| Reading text |
— begin —

The Bill and Melinda Gates Foundation promotes the standard business agenda of ‘rigorous’ curriculum and instruction, assessments and accountability, as well as market competition between schools and the establishment of charter schools. Reference: Paul T. Hill, ‘Bill and Melinda Gates Shift from Computers in Libraries to Reform in High Schools’, Education Next, Winter, 2006; Erik W. Robelen, ‘Gates Learns to Think Big’, Education Week, 11 October, 2006.
The Bill and Melinda Gates Foundation is worth some $30 billion and gives away over a billion dollars each year, mainly in education, so it is particularly influential in education policy. It accounts for a quarter of all philanthropic donations in the school education sector. It distributes much of this money to schools but increasingly it is funding groups promoting particular types of school reform, what the Foundation calls “advocacy work”. Reference: Paul T. Hill, ‘Bill and Melinda Gates Shift from Computers in Libraries to Reform in High Schools’, Education Next, Winter, 2006, p. 50.

— end —

| Provided data |
— begin —

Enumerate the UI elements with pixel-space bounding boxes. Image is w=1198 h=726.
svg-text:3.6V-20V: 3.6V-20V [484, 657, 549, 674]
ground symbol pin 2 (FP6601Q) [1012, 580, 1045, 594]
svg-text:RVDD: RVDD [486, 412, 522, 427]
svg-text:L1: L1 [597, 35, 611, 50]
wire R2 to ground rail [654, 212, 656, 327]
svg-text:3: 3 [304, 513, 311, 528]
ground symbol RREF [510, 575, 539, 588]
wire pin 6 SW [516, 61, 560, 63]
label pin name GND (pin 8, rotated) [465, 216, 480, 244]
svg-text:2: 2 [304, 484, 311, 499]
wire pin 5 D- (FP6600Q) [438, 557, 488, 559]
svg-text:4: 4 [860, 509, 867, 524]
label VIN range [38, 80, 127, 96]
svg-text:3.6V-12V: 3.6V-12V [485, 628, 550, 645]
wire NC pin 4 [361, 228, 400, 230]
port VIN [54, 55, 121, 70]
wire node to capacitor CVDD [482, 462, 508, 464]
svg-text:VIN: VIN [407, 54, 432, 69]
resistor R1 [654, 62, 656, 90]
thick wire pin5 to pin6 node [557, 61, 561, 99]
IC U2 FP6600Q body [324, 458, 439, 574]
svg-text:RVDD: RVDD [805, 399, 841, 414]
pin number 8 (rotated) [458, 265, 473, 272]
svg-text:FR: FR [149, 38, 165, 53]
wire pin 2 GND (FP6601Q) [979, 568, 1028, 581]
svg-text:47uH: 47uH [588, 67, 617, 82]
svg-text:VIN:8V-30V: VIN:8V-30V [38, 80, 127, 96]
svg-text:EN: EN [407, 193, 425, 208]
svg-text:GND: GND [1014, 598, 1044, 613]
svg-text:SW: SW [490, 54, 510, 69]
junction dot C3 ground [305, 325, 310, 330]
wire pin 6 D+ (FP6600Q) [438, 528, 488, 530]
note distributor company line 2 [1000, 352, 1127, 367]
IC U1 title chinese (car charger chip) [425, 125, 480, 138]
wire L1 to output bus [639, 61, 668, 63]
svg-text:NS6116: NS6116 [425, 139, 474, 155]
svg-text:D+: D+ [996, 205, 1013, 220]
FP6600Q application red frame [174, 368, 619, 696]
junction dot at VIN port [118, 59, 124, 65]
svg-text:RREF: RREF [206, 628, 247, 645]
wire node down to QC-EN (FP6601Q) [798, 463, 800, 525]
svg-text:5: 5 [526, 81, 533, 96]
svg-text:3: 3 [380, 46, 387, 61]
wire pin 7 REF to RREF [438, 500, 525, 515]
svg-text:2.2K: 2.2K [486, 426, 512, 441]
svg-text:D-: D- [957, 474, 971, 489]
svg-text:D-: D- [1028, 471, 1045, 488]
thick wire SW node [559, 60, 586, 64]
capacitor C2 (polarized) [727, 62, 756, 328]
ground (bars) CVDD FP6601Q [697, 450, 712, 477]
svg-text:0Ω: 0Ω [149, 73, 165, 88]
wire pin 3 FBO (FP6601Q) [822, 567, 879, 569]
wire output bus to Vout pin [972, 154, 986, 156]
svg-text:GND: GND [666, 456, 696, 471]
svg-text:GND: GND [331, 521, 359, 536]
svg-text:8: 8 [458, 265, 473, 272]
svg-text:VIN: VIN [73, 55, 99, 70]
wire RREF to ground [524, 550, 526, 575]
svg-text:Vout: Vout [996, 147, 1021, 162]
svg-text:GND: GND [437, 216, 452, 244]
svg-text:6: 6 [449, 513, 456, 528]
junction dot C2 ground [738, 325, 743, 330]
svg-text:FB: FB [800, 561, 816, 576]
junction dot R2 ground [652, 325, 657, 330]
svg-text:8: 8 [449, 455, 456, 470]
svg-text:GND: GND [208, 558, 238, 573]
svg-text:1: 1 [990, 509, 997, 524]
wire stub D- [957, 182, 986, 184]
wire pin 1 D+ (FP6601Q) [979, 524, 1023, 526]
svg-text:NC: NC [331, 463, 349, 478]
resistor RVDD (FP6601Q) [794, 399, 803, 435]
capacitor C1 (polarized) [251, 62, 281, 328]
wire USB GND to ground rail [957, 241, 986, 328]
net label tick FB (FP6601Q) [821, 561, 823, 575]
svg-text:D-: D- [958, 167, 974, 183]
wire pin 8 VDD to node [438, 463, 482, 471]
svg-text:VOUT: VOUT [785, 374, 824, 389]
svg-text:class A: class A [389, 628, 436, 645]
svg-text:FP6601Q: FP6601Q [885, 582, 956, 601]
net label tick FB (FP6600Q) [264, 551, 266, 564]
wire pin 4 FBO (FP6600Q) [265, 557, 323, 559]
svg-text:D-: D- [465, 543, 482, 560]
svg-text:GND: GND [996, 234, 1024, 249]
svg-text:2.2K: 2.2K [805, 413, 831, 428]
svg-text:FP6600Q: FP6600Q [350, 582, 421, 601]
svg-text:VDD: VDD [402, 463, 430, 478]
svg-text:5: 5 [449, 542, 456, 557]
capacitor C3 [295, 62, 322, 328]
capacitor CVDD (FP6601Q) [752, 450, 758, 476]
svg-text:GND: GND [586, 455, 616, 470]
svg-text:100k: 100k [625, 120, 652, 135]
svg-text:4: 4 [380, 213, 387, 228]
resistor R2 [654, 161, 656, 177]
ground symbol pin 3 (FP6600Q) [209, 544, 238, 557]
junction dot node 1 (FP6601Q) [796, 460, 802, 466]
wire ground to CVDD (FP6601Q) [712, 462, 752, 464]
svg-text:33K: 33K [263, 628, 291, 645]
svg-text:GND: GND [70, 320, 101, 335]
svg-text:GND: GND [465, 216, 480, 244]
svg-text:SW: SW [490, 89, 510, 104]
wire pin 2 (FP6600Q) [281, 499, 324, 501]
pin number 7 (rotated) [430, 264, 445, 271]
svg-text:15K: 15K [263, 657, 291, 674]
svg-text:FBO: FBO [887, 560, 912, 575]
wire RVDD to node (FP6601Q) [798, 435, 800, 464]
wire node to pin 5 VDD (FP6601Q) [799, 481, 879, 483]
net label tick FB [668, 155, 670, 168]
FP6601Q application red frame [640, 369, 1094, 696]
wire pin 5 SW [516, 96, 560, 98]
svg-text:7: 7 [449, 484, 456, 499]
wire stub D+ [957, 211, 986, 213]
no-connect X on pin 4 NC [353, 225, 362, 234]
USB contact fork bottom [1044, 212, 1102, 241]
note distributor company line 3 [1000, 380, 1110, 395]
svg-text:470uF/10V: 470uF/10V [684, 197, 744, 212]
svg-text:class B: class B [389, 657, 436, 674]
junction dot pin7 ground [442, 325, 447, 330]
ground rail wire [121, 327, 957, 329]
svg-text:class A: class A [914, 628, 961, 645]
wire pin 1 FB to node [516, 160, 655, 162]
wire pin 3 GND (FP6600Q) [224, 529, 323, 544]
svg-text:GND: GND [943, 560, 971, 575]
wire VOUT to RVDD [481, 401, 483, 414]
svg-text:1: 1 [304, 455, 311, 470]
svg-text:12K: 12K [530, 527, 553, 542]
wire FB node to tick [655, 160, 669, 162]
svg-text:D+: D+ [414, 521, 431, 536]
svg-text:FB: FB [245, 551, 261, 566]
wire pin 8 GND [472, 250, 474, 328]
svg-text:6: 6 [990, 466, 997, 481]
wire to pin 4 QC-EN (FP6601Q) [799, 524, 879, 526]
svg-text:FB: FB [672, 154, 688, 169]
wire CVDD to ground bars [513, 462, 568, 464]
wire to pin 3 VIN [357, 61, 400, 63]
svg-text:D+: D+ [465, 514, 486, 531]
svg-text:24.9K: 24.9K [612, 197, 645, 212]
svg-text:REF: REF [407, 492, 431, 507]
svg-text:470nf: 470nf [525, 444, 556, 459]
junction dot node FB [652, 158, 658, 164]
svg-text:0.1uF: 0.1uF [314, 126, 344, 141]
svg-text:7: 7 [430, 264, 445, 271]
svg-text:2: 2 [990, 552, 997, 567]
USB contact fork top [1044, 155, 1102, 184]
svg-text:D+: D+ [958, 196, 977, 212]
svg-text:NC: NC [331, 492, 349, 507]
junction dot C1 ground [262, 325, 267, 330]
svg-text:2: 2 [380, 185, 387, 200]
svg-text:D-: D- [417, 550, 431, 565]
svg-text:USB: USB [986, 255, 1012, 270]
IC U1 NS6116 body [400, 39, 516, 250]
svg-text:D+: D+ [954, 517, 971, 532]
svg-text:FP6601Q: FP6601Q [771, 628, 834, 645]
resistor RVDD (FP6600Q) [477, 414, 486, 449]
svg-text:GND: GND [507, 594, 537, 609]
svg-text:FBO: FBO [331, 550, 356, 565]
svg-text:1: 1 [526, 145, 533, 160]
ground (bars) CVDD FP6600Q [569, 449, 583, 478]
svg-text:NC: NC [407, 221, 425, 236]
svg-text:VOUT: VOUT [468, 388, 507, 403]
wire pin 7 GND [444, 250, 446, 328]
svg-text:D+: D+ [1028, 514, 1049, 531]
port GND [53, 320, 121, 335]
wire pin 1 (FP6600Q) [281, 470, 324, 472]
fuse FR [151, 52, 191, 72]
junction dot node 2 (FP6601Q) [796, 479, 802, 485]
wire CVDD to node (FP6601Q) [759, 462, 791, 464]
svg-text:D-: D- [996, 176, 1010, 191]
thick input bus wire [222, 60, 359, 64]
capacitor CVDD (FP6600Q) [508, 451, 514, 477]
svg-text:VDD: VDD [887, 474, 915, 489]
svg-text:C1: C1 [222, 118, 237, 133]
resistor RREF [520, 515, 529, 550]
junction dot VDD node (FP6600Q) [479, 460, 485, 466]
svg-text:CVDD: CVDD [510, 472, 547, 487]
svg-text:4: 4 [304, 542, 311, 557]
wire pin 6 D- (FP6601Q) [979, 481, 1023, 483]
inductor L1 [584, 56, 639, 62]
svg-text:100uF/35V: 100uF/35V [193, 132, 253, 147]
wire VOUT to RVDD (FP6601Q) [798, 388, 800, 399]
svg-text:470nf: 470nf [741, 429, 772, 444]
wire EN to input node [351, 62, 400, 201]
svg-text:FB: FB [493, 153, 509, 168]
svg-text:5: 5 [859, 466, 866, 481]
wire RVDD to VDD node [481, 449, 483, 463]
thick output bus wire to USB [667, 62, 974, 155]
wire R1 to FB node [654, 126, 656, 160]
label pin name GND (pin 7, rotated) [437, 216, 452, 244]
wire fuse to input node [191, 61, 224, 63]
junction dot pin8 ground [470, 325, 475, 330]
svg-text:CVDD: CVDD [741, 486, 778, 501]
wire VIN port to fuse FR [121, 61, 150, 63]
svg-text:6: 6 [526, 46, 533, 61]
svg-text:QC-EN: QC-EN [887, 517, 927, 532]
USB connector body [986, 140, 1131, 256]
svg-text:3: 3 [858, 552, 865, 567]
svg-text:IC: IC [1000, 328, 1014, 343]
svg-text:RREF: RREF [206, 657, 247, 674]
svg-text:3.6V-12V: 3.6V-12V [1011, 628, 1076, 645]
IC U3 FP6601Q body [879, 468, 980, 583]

— end —

| Directives |
[a] According to the text on the Gates Foundation, what share of all philanthropic donations in the school education sector does the foundation account for?
[b] Turn the records into a numbered list, from their first line up to and including the line with "ground (bars) CVDD FP6601Q". Skip any blank lines.

| Solutions to the problems |
[a] A quarter.

[b]
1. Enumerate the UI elements with pixel-space bounding boxes. Image is w=1198 h=726.
2. svg-text:3.6V-20V: 3.6V-20V [484, 657, 549, 674]
3. ground symbol pin 2 (FP6601Q) [1012, 580, 1045, 594]
4. svg-text:RVDD: RVDD [486, 412, 522, 427]
5. svg-text:L1: L1 [597, 35, 611, 50]
6. wire R2 to ground rail [654, 212, 656, 327]
7. svg-text:3: 3 [304, 513, 311, 528]
8. ground symbol RREF [510, 575, 539, 588]
9. wire pin 6 SW [516, 61, 560, 63]
10. label pin name GND (pin 8, rotated) [465, 216, 480, 244]
11. svg-text:2: 2 [304, 484, 311, 499]
12. wire pin 5 D- (FP6600Q) [438, 557, 488, 559]
13. svg-text:4: 4 [860, 509, 867, 524]
14. label VIN range [38, 80, 127, 96]
15. svg-text:3.6V-12V: 3.6V-12V [485, 628, 550, 645]
16. wire NC pin 4 [361, 228, 400, 230]
17. port VIN [54, 55, 121, 70]
18. wire node to capacitor CVDD [482, 462, 508, 464]
19. svg-text:VIN: VIN [407, 54, 432, 69]
20. resistor R1 [654, 62, 656, 90]
21. thick wire pin5 to pin6 node [557, 61, 561, 99]
22. IC U2 FP6600Q body [324, 458, 439, 574]
23. svg-text:RVDD: RVDD [805, 399, 841, 414]
24. pin number 8 (rotated) [458, 265, 473, 272]
25. svg-text:FR: FR [149, 38, 165, 53]
26. wire pin 2 GND (FP6601Q) [979, 568, 1028, 581]
27. svg-text:47uH: 47uH [588, 67, 617, 82]
28. svg-text:VIN:8V-30V: VIN:8V-30V [38, 80, 127, 96]
29. svg-text:EN: EN [407, 193, 425, 208]
30. svg-text:GND: GND [1014, 598, 1044, 613]
31. svg-text:SW: SW [490, 54, 510, 69]
32. junction dot C3 ground [305, 325, 310, 330]
33. wire pin 6 D+ (FP6600Q) [438, 528, 488, 530]
34. note distributor company line 2 [1000, 352, 1127, 367]
35. IC U1 title chinese (car charger chip) [425, 125, 480, 138]
36. wire L1 to output bus [639, 61, 668, 63]
37. svg-text:NS6116: NS6116 [425, 139, 474, 155]
38. svg-text:D+: D+ [996, 205, 1013, 220]
39. FP6600Q application red frame [174, 368, 619, 696]
40. junction dot at VIN port [118, 59, 124, 65]
41. svg-text:RREF: RREF [206, 628, 247, 645]
42. wire node down to QC-EN (FP6601Q) [798, 463, 800, 525]
43. svg-text:5: 5 [526, 81, 533, 96]
44. svg-text:3: 3 [380, 46, 387, 61]
45. wire pin 7 REF to RREF [438, 500, 525, 515]
46. svg-text:2.2K: 2.2K [486, 426, 512, 441]
47. svg-text:D-: D- [957, 474, 971, 489]
48. svg-text:D-: D- [1028, 471, 1045, 488]
49. thick wire SW node [559, 60, 586, 64]
50. capacitor C2 (polarized) [727, 62, 756, 328]
51. ground (bars) CVDD FP6601Q [697, 450, 712, 477]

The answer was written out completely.